══ SOURCE DATA ══

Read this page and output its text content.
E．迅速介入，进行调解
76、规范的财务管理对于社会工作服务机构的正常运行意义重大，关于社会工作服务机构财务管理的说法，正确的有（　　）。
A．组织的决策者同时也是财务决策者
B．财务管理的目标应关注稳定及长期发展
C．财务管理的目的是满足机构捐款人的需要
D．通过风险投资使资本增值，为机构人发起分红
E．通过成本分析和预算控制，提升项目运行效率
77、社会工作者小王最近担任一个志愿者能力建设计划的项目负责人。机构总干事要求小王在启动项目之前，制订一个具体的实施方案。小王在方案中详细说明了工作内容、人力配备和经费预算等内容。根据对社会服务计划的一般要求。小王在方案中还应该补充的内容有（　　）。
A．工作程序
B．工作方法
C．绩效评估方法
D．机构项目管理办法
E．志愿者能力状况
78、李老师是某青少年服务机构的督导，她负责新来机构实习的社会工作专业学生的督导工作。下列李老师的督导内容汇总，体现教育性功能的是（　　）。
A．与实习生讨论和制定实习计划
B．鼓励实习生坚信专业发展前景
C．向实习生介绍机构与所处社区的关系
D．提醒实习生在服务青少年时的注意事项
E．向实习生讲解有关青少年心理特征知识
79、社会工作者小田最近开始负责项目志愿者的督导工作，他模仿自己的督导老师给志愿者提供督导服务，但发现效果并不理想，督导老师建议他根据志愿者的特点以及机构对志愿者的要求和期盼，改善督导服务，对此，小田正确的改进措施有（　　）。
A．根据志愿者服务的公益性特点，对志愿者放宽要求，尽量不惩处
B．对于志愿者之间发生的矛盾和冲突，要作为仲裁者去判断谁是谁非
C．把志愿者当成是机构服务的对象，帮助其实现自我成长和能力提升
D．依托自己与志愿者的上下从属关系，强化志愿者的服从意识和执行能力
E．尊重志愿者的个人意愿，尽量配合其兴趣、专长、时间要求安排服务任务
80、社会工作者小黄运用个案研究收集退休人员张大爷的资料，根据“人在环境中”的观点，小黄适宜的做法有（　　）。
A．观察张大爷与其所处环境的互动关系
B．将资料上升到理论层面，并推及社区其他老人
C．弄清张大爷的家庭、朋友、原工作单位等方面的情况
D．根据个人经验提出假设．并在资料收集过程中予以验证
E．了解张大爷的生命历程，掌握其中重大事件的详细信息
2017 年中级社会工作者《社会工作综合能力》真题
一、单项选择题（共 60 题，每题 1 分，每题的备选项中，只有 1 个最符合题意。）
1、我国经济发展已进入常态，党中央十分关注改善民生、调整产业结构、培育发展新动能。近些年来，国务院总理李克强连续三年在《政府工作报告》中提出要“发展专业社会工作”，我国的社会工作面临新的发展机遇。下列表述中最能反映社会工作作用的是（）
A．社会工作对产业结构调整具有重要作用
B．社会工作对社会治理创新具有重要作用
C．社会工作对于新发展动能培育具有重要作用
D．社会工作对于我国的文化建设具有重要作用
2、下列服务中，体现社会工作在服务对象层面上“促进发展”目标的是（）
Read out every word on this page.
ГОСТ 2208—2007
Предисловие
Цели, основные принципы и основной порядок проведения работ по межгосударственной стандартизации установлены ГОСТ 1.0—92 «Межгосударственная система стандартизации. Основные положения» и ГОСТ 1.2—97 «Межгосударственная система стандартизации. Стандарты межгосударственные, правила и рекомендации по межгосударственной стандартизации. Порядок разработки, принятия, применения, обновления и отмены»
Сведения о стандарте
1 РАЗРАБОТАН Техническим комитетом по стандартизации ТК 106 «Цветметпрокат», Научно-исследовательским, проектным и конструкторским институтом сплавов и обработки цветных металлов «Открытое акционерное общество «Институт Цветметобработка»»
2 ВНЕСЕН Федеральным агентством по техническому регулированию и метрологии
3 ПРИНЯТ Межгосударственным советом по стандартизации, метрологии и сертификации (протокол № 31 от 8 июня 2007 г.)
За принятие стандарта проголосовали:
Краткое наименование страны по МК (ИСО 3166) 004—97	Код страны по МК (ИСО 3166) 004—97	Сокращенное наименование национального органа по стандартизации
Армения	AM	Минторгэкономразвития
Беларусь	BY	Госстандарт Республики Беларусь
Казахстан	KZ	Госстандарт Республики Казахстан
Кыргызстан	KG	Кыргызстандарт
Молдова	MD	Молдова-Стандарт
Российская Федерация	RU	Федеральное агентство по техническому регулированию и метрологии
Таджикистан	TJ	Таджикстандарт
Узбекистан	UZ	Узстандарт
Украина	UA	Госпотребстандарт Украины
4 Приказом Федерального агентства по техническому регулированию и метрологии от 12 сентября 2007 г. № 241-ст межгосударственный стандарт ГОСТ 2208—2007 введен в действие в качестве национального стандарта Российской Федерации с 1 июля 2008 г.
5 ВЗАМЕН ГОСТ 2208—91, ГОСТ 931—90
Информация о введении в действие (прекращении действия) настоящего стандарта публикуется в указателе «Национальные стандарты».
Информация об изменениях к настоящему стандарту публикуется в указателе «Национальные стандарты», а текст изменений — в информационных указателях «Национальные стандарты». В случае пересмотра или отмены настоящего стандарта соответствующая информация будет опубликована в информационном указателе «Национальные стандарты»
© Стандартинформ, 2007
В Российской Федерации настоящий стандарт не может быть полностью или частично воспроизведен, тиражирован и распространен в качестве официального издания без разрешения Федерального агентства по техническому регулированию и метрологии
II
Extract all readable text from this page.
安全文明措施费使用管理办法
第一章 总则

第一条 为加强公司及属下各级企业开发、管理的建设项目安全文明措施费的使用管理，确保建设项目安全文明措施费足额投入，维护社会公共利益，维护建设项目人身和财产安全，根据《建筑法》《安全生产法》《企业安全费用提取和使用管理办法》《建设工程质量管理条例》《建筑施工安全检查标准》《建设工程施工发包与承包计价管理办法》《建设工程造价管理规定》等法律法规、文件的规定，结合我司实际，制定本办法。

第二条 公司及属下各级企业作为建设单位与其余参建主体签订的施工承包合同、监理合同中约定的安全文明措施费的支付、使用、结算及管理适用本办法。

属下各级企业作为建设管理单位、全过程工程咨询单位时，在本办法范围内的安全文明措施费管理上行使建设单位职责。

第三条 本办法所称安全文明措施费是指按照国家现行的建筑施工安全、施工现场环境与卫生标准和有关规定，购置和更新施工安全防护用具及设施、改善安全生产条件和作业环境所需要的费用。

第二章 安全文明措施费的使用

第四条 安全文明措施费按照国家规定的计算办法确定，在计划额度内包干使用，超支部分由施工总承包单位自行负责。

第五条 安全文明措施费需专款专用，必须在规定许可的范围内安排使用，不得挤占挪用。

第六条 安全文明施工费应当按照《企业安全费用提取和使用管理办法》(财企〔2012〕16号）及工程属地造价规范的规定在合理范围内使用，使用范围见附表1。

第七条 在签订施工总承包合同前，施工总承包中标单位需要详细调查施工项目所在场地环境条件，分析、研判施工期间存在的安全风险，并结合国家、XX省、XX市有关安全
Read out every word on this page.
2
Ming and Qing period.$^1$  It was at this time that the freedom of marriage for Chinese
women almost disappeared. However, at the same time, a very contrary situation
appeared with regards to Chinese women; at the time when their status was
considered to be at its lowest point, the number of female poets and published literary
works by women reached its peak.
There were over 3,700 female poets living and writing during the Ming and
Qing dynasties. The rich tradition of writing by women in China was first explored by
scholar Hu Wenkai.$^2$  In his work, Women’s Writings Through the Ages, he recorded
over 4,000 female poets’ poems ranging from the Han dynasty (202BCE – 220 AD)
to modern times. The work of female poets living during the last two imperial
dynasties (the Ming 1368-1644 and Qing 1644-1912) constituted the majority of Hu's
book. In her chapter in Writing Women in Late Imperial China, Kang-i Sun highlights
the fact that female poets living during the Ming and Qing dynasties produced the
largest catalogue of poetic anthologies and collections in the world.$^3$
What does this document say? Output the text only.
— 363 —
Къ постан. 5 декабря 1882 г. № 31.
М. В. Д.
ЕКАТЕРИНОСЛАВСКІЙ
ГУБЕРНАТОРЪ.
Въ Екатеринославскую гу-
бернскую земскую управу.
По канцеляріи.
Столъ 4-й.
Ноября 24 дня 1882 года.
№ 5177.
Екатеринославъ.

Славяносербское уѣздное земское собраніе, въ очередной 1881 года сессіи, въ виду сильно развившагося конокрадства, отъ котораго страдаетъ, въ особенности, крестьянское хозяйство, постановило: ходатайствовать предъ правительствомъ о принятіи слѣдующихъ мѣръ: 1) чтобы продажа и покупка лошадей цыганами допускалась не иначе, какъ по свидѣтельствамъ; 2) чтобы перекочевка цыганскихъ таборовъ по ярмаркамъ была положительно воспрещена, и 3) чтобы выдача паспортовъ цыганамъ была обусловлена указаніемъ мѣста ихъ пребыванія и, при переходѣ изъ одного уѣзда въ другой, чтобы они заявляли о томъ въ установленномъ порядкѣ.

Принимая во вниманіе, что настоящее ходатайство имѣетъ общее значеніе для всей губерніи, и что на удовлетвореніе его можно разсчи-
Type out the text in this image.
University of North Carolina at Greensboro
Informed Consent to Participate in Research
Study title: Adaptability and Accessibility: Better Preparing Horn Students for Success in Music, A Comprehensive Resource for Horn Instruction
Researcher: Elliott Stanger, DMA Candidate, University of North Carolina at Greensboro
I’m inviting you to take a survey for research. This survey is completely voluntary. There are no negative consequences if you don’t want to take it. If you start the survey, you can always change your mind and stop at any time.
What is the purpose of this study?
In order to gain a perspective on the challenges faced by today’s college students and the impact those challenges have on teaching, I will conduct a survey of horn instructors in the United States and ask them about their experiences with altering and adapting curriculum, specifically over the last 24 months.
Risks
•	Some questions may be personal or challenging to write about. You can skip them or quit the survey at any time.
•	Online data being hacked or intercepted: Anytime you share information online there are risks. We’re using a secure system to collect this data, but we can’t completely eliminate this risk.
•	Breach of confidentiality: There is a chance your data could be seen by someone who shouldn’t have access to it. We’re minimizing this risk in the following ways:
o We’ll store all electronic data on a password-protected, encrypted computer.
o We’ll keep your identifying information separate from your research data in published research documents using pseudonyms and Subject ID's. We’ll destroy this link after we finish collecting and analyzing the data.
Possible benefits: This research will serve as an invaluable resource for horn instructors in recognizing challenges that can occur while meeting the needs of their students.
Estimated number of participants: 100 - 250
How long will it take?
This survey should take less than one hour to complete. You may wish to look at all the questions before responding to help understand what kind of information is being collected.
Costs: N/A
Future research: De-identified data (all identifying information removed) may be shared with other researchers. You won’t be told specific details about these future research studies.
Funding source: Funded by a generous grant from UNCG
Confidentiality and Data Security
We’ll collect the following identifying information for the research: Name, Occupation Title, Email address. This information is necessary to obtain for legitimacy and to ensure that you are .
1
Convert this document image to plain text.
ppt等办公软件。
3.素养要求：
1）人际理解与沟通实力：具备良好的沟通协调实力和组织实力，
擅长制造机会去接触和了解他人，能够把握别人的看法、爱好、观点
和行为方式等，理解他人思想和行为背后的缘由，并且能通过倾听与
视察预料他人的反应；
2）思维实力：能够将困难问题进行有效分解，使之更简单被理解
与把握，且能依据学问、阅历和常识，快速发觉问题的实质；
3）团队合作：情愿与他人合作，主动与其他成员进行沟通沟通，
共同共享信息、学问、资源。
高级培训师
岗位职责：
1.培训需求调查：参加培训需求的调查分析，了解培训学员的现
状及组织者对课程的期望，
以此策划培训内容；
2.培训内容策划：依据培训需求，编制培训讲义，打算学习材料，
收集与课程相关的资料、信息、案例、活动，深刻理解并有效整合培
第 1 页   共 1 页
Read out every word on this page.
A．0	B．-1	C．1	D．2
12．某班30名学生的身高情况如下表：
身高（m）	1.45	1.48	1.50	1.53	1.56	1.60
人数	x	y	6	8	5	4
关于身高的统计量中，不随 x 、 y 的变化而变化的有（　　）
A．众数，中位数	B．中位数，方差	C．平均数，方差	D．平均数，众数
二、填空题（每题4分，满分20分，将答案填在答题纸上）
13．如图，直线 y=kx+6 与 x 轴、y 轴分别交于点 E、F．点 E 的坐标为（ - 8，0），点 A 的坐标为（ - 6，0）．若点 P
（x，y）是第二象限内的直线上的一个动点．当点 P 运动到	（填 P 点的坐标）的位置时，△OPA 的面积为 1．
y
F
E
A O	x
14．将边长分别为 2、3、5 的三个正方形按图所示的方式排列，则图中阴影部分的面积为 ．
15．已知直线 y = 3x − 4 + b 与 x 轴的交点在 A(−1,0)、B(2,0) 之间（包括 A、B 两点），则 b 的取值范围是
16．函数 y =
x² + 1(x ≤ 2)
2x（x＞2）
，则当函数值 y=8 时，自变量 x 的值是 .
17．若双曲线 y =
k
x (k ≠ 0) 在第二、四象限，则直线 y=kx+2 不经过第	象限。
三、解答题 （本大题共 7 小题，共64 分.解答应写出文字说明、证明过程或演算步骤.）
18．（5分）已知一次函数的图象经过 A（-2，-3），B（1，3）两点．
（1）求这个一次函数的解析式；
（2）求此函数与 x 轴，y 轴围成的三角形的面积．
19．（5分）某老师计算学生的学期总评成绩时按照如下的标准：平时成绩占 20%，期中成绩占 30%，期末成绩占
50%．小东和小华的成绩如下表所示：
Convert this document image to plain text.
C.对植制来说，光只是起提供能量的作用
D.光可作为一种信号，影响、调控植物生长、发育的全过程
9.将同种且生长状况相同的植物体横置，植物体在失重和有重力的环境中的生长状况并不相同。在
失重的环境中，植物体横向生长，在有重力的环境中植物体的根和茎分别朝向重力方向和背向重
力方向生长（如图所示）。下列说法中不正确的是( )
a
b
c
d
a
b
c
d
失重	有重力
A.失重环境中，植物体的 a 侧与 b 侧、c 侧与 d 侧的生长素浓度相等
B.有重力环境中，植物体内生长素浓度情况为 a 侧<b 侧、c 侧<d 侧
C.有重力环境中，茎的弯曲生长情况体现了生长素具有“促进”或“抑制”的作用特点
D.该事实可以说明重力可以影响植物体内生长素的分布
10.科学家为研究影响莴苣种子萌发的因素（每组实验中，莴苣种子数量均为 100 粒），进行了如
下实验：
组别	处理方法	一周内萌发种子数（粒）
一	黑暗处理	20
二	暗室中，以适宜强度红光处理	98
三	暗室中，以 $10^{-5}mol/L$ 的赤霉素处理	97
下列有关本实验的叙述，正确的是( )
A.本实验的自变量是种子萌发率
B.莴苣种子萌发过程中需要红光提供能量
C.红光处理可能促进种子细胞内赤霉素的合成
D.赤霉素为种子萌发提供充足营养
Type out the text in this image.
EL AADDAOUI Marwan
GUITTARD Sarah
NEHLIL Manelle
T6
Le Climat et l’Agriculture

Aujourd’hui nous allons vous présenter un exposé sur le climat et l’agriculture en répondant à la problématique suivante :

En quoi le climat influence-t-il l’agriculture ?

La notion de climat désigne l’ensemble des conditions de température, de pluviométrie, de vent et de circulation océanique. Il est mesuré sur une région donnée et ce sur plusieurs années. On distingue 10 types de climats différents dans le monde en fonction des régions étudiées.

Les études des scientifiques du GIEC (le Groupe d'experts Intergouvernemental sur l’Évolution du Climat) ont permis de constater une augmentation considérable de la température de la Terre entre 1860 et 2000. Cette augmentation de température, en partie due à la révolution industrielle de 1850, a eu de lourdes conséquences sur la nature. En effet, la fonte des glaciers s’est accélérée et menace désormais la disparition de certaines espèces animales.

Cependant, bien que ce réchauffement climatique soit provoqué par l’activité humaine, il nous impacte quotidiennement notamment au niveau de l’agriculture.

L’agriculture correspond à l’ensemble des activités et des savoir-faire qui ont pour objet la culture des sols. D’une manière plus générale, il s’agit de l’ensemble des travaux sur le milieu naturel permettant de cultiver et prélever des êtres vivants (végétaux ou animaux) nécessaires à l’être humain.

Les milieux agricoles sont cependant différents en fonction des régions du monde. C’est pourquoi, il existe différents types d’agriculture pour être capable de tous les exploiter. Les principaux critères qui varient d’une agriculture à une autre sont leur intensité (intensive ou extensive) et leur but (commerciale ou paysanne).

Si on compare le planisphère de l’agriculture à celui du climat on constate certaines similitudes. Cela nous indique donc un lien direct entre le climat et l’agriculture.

═══

## PROBLEM DETAILS
Across the entries, how many lines contain "nous"? Reply with the number only.

## ANSWER BELOW
3